Tarefa solicitada A
Copie exatamente as linhas das entradas, começando pela linha que contém "Give me the" e seguindo até a linha que contém "- stack-label: 이중연돌: [311, 135, 337, 144]", incluindo as duas.

═════ Trecho do texto

Às vezes sinto que me afastei tanto de uma parte do mundo que simplesmente tornou-se impossível voltar.

Vou tentando entender a profundidade das coisas. Faço este movimento como se registrasse umas pequenas mentiras num mapa.

Busco
um foco que eu nunca tive,
mas sob o qual me acostumei a viver.

Talvez, na verdade, eu tenha uma grande preguiça de voltar.
Ainda assim, não consigo entender/gostar/concordar com a palavra "superação". Não gosto de mentir a respeito dessas coisas. Você mesmo me disse que o mínimo que podemos oferecer aos outros é a verdade.

E é meio estranho, até peço desculpas, eu não vou poder te dizer esta verdade porque ainda não sei o que está acontecendo.

segunda-feira, 11 de abril de 2011

Cascalho (VI)

Eu posso tolerar a sua dor, posso tolerar a sua carência, posso tolerar a sua injustiça, posso tolerar a sua solidão, posso tolerar a sua vontade, mas não posso agüentar de forma alguma a sua maldade. Sua vontade de me machucar. E menos ainda o resultado de sua fúria na minha pele.

══════════
═════ Conteúdo dos dados

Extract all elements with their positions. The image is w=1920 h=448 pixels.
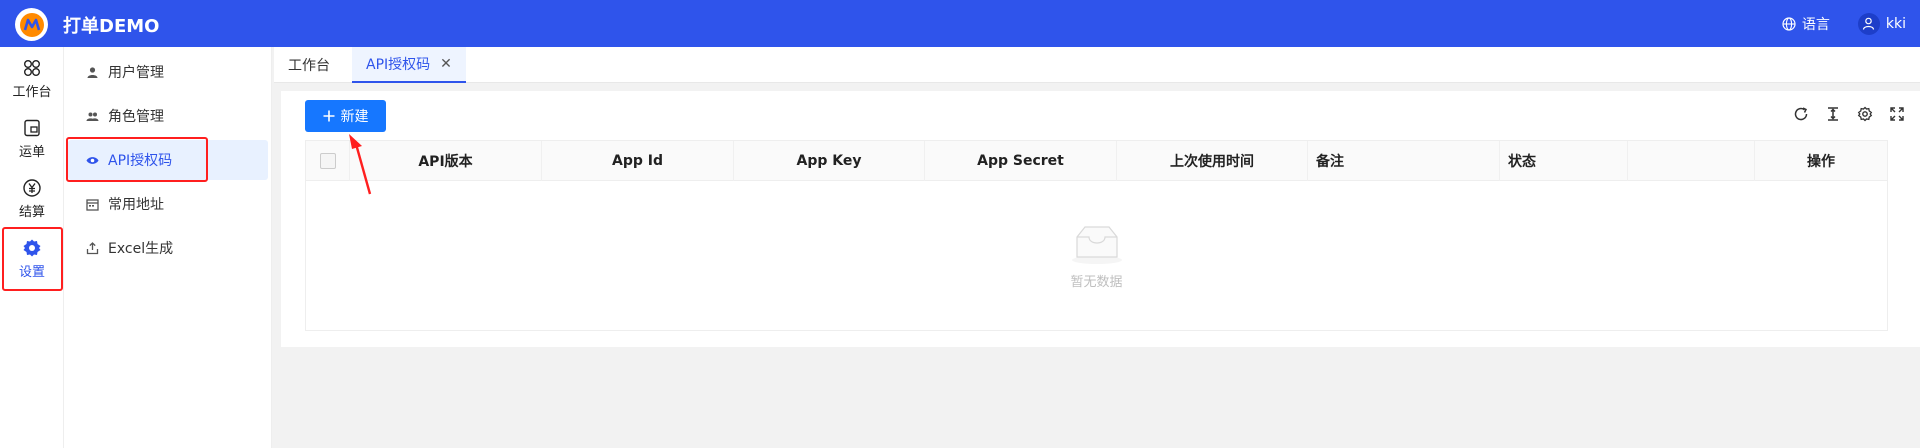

══════════
═════ Conteúdo dos dados

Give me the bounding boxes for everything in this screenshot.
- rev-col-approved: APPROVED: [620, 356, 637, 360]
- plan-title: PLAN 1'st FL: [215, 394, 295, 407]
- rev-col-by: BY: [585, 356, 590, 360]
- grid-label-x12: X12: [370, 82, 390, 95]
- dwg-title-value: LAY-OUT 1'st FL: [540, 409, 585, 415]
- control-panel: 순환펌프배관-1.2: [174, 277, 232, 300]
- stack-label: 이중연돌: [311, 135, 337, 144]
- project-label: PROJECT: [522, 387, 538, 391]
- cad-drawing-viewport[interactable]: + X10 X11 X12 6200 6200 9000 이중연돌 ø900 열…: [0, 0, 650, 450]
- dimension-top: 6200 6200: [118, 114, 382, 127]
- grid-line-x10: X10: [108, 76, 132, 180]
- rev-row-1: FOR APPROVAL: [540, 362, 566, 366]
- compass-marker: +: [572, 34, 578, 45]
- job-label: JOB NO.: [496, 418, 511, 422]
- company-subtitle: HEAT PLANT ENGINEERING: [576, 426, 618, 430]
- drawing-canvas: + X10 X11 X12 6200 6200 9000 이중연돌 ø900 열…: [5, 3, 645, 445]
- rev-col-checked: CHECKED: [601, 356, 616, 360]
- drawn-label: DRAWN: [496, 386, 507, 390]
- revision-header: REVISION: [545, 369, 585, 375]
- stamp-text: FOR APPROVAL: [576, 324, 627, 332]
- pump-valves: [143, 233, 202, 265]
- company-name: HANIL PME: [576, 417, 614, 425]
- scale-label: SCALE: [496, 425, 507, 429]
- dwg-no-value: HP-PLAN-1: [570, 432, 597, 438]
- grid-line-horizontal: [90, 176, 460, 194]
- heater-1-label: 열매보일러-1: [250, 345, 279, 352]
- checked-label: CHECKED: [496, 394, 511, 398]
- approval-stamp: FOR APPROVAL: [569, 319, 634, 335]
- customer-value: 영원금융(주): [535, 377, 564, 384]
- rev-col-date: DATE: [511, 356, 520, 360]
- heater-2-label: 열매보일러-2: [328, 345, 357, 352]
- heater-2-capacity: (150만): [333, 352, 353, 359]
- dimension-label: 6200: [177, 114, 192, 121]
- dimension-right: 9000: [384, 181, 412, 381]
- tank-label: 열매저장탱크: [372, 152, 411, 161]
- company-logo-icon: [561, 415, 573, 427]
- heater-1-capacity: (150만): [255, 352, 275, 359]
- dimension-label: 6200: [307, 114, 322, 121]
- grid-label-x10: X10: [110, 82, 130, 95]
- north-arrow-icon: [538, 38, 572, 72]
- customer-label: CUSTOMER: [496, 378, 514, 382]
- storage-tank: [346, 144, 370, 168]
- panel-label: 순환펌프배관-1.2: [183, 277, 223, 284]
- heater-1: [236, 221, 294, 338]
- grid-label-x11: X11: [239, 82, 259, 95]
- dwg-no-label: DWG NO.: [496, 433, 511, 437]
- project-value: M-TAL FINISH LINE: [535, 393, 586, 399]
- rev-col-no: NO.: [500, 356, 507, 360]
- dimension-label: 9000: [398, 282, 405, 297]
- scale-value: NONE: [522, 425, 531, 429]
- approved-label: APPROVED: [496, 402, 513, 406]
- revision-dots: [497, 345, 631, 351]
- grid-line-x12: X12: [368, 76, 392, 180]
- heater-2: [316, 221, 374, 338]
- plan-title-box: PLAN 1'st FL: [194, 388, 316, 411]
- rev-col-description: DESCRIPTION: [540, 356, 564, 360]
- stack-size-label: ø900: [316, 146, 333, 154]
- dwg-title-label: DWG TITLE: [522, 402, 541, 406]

══════════
═════ Conteúdo dos dados

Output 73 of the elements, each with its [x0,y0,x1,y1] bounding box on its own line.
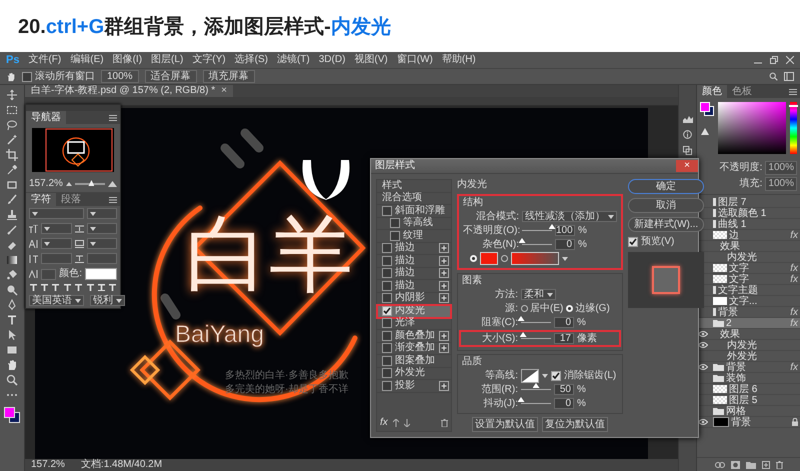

══════════

Tarefa solicitada B
Por favor, repita exatamente o trecho do texto que começa em "Talvez, na verdade, eu" e vai até "na minha pele.".

Resposta correta A
Give me the bounding boxes for everything in this screenshot.
- rev-col-approved: APPROVED: [620, 356, 637, 360]
- plan-title: PLAN 1'st FL: [215, 394, 295, 407]
- rev-col-by: BY: [585, 356, 590, 360]
- grid-label-x12: X12: [370, 82, 390, 95]
- dwg-title-value: LAY-OUT 1'st FL: [540, 409, 585, 415]
- control-panel: 순환펌프배관-1.2: [174, 277, 232, 300]
- stack-label: 이중연돌: [311, 135, 337, 144]

Resposta correta B
Talvez, na verdade, eu tenha uma grande preguiça de voltar.
Ainda assim, não consigo entender/gostar/concordar com a palavra "superação". Não gosto de mentir a respeito dessas coisas. Você mesmo me disse que o mínimo que podemos oferecer aos outros é a verdade.

E é meio estranho, até peço desculpas, eu não vou poder te dizer esta verdade porque ainda não sei o que está acontecendo.

segunda-feira, 11 de abril de 2011

Cascalho (VI)

Eu posso tolerar a sua dor, posso tolerar a sua carência, posso tolerar a sua injustiça, posso tolerar a sua solidão, posso tolerar a sua vontade, mas não posso agüentar de forma alguma a sua maldade. Sua vontade de me machucar. E menos ainda o resultado de sua fúria na minha pele.